> _DATA EXCERPTS_:

-- START --

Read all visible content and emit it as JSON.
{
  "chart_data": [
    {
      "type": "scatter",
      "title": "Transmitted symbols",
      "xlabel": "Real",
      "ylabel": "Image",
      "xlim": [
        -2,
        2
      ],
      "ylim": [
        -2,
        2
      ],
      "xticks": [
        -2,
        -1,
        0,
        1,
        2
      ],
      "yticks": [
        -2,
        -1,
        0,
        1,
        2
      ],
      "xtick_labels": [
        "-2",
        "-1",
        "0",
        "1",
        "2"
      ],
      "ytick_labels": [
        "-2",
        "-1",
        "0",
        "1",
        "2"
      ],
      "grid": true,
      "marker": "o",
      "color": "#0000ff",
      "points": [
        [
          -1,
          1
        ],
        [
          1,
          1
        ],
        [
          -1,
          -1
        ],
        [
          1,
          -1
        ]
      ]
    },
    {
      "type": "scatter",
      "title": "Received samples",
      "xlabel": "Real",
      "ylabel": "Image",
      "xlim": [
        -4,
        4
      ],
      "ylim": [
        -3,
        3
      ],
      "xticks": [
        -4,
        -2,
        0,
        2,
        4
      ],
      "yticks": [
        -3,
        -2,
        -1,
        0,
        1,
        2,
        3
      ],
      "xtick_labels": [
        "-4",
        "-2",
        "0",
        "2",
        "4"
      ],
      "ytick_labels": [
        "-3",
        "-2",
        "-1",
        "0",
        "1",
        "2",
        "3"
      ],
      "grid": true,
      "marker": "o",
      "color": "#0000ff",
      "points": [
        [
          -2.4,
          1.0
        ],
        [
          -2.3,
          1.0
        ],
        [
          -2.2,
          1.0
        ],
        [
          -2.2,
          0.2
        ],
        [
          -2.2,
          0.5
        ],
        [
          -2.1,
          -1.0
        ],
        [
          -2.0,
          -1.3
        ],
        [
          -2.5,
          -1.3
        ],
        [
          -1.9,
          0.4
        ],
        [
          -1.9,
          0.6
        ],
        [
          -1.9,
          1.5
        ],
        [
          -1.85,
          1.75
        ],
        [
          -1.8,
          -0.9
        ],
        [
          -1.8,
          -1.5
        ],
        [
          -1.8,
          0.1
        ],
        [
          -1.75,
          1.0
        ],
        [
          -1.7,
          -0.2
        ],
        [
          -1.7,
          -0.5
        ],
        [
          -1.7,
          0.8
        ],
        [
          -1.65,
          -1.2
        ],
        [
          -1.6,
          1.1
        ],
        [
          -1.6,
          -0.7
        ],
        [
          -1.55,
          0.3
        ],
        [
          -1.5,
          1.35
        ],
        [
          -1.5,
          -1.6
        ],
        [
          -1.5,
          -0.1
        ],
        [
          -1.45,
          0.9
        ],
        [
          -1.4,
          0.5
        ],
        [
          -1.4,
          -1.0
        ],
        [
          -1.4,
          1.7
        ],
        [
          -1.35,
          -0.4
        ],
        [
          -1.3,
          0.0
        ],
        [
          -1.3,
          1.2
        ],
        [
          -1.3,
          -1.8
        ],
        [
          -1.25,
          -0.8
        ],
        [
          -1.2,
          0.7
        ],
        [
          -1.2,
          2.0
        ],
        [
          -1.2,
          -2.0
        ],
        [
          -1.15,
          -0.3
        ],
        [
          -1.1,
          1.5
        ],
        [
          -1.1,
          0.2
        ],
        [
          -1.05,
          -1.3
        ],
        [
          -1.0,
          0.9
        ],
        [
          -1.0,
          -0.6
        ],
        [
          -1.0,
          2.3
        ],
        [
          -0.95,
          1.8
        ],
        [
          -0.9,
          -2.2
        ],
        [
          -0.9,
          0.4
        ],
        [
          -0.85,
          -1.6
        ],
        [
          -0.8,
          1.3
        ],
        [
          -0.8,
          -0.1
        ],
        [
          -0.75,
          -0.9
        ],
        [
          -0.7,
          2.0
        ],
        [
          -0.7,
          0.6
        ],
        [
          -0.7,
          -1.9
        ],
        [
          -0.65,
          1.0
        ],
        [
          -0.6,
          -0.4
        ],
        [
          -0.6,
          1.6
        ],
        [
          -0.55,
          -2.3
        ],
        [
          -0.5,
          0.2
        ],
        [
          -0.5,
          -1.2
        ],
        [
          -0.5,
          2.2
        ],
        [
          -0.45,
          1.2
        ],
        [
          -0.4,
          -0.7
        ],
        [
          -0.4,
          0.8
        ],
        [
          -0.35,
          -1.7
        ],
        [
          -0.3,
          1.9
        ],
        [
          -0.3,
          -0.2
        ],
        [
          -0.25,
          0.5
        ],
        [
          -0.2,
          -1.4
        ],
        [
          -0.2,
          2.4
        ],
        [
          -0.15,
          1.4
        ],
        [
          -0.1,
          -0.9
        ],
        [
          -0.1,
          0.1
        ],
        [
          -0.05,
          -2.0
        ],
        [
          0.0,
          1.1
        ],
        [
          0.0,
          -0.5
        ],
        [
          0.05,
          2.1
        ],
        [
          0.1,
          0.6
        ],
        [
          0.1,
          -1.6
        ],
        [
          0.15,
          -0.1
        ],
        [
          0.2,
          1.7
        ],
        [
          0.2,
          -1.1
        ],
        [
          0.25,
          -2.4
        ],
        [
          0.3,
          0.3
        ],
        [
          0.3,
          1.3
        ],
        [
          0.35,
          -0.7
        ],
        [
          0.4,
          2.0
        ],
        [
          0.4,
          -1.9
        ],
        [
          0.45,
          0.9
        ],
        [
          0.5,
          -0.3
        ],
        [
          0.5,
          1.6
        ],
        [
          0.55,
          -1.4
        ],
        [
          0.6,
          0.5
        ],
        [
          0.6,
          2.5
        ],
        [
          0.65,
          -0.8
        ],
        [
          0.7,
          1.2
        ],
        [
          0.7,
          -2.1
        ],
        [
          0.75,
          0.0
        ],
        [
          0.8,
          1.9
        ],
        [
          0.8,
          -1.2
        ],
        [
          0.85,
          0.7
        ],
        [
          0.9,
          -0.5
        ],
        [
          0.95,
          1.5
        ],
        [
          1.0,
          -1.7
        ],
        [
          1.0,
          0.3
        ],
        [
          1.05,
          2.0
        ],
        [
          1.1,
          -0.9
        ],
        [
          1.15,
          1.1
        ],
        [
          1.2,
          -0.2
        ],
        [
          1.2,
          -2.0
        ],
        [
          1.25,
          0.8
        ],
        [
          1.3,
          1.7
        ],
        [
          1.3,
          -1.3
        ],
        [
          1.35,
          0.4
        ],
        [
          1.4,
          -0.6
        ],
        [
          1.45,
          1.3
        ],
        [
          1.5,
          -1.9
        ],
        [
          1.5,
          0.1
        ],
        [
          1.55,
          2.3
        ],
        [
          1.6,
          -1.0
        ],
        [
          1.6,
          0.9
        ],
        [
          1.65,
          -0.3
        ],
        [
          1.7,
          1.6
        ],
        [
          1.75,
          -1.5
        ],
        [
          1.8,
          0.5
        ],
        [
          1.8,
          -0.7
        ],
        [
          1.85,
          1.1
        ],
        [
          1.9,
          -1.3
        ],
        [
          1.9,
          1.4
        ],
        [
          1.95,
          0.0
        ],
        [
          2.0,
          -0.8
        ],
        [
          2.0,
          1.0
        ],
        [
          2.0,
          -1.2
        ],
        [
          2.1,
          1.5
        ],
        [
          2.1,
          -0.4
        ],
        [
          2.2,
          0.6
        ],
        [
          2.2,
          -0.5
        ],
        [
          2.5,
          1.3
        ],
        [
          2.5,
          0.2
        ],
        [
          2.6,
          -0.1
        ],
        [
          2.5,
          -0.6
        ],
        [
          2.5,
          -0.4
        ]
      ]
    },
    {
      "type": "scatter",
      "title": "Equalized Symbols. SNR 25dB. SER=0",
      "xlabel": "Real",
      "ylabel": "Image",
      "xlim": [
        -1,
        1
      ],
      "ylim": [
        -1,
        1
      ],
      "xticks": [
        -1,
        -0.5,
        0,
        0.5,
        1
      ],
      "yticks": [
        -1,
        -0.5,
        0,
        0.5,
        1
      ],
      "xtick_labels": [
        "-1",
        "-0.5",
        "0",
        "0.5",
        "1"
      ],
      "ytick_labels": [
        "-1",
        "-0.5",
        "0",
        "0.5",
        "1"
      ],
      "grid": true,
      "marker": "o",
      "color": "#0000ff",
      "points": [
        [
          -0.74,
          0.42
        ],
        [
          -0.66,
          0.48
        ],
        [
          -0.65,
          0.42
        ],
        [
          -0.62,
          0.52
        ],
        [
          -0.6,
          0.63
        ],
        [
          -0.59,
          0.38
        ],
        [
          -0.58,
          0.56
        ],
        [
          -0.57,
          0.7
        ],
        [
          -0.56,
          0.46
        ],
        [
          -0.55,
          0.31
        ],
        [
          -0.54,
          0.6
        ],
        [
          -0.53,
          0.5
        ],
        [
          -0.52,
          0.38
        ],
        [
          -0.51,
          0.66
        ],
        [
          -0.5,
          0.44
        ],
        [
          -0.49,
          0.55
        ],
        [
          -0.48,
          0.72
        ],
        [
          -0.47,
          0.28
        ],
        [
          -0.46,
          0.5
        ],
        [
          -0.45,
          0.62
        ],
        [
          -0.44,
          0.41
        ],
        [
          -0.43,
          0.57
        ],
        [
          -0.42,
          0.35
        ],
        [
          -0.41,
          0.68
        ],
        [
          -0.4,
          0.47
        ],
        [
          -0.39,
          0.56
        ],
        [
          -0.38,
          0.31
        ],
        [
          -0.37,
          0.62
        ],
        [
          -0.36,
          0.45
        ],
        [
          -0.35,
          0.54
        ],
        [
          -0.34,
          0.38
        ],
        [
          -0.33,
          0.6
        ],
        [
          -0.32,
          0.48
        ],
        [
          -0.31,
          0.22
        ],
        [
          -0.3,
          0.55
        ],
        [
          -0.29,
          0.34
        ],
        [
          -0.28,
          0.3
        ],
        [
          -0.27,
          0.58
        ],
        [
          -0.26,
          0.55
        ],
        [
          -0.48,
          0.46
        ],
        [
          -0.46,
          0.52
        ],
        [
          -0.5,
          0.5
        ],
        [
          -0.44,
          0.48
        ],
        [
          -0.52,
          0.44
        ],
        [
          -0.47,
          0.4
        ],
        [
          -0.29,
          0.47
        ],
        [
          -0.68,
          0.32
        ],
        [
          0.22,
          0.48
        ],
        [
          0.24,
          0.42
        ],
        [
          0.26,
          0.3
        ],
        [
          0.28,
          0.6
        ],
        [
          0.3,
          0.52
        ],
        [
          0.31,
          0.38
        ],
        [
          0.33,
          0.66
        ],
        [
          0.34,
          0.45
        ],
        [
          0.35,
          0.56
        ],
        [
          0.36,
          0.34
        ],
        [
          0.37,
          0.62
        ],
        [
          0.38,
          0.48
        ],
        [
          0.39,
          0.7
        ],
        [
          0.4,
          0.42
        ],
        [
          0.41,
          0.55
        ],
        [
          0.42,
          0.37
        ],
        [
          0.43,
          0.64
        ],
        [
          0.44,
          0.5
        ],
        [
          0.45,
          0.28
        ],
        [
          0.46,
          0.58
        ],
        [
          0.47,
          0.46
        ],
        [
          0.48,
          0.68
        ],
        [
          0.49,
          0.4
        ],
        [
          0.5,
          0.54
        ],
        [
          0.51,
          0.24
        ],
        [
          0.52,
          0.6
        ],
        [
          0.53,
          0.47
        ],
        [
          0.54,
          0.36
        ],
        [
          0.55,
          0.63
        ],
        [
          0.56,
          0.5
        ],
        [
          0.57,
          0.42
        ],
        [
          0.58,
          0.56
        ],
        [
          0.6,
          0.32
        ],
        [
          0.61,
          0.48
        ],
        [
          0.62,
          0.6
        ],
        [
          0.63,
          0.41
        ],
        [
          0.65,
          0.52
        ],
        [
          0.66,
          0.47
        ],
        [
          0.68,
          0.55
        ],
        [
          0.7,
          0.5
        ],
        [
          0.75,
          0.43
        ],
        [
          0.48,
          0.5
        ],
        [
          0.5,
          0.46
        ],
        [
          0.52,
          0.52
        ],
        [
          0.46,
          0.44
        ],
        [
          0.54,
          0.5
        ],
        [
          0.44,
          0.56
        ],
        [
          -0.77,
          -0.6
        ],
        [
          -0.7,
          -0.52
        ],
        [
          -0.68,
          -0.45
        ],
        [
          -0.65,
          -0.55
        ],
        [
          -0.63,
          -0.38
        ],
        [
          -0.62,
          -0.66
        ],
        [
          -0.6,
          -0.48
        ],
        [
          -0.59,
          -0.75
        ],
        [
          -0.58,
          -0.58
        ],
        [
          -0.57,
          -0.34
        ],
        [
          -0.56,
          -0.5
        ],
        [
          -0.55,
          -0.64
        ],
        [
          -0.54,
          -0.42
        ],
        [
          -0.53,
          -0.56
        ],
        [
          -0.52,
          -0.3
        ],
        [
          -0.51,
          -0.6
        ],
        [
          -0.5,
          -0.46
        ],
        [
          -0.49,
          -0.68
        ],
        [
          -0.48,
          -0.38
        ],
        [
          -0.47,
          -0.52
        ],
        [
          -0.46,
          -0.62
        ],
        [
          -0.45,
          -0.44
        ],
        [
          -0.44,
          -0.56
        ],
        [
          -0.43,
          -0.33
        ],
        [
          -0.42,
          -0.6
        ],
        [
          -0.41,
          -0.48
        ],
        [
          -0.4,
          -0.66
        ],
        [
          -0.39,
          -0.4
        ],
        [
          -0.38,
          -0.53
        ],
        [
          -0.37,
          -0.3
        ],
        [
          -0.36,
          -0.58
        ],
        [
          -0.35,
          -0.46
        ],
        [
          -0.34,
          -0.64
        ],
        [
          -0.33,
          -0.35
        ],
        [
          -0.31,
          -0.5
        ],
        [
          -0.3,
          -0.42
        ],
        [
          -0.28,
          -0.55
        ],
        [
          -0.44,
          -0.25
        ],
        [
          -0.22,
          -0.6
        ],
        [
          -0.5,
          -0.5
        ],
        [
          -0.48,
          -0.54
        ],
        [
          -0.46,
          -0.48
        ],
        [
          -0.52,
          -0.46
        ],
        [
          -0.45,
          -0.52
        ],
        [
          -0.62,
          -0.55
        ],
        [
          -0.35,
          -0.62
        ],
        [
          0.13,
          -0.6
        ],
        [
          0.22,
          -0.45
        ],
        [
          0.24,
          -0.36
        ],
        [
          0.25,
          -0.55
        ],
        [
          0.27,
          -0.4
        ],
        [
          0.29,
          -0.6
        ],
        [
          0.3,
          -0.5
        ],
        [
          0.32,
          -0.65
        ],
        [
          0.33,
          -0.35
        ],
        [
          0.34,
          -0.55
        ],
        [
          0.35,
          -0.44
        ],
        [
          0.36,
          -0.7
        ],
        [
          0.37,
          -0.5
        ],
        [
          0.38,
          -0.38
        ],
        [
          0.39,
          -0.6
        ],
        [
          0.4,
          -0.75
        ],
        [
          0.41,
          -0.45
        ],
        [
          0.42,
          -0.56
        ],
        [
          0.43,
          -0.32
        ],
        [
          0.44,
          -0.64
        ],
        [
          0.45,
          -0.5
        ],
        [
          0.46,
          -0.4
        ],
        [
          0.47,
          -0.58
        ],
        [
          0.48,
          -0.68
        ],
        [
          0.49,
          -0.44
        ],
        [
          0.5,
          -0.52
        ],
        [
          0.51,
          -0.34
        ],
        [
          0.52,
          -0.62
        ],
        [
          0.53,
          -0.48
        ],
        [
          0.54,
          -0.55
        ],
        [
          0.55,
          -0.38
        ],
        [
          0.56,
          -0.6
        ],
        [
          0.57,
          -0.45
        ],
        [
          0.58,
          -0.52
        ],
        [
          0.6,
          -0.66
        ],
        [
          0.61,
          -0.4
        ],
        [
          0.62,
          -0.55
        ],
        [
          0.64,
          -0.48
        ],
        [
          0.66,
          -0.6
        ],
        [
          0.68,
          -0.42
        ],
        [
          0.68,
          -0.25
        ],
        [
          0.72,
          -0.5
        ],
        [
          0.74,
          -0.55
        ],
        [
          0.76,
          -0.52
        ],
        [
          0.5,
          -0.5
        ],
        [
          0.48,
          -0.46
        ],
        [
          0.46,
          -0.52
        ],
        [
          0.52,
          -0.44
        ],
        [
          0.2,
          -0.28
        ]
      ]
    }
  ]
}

-- END --

> _WRITTEN PROBLEM_: Return, from the data, each line that has the word "title" in it.

> _RESPONSE_:
      "title": "Transmitted symbols",
      "title": "Received samples",
      "title": "Equalized Symbols. SNR 25dB. SER=0",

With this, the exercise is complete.